• [The task]
Every record should be written out exactly, with the pictures left out.
--- Records for this exercise ---
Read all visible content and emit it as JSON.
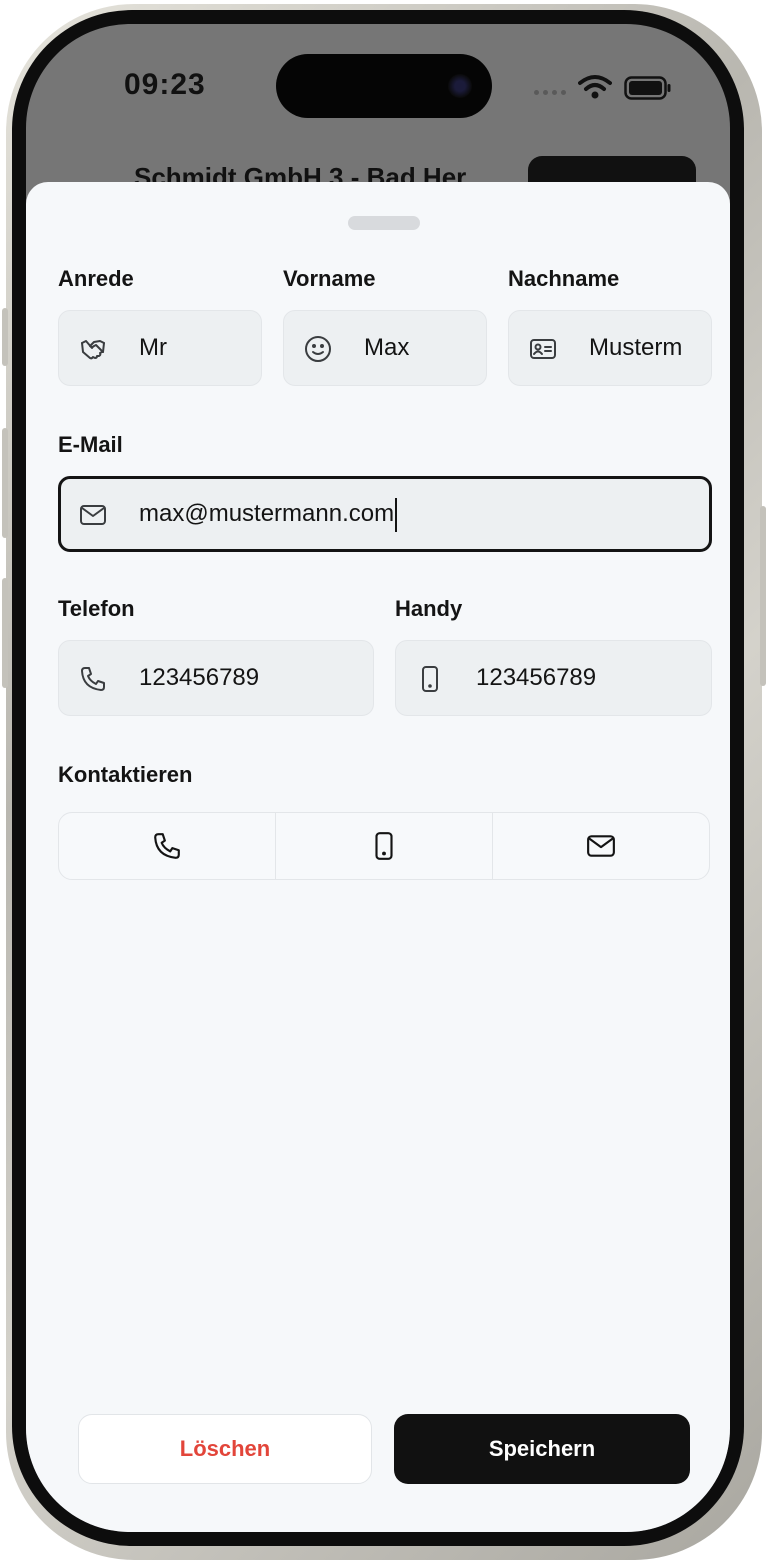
{
  "status_bar": {
    "time": "09:23"
  },
  "background_page": {
    "title": "Schmidt GmbH 3 - Bad Her"
  },
  "form": {
    "salutation": {
      "label": "Anrede",
      "value": "Mr",
      "icon": "handshake-icon"
    },
    "first_name": {
      "label": "Vorname",
      "value": "Max",
      "icon": "smiley-icon"
    },
    "last_name": {
      "label": "Nachname",
      "value": "Musterm",
      "icon": "id-card-icon"
    },
    "email": {
      "label": "E-Mail",
      "value": "max@mustermann.com",
      "icon": "mail-icon"
    },
    "phone": {
      "label": "Telefon",
      "value": "123456789",
      "icon": "phone-icon"
    },
    "mobile": {
      "label": "Handy",
      "value": "123456789",
      "icon": "mobile-icon"
    }
  },
  "contact": {
    "label": "Kontaktieren",
    "actions": [
      "phone-icon",
      "mobile-icon",
      "mail-icon"
    ]
  },
  "buttons": {
    "delete_label": "Löschen",
    "save_label": "Speichern"
  },
  "colors": {
    "delete_red": "#e2453a",
    "primary_black": "#111111",
    "sheet_bg": "#f6f8fa",
    "field_bg": "#edf0f2"
  }
}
---
• [Right answer]
Read all visible content and emit it as JSON.
{
  "status_bar": {
    "time": "09:23"
  },
  "background_page": {
    "title": "Schmidt GmbH 3 - Bad Her"
  },
  "form": {
    "salutation": {
      "label": "Anrede",
      "value": "Mr",
      "icon": "handshake-icon"
    },
    "first_name": {
      "label": "Vorname",
      "value": "Max",
      "icon": "smiley-icon"
    },
    "last_name": {
      "label": "Nachname",
      "value": "Musterm",
      "icon": "id-card-icon"
    },
    "email": {
      "label": "E-Mail",
      "value": "max@mustermann.com",
      "icon": "mail-icon"
    },
    "phone": {
      "label": "Telefon",
      "value": "123456789",
      "icon": "phone-icon"
    },
    "mobile": {
      "label": "Handy",
      "value": "123456789",
      "icon": "mobile-icon"
    }
  },
  "contact": {
    "label": "Kontaktieren",
    "actions": [
      "phone-icon",
      "mobile-icon",
      "mail-icon"
    ]
  },
  "buttons": {
    "delete_label": "Löschen",
    "save_label": "Speichern"
  },
  "colors": {
    "delete_red": "#e2453a",
    "primary_black": "#111111",
    "sheet_bg": "#f6f8fa",
    "field_bg": "#edf0f2"
  }
}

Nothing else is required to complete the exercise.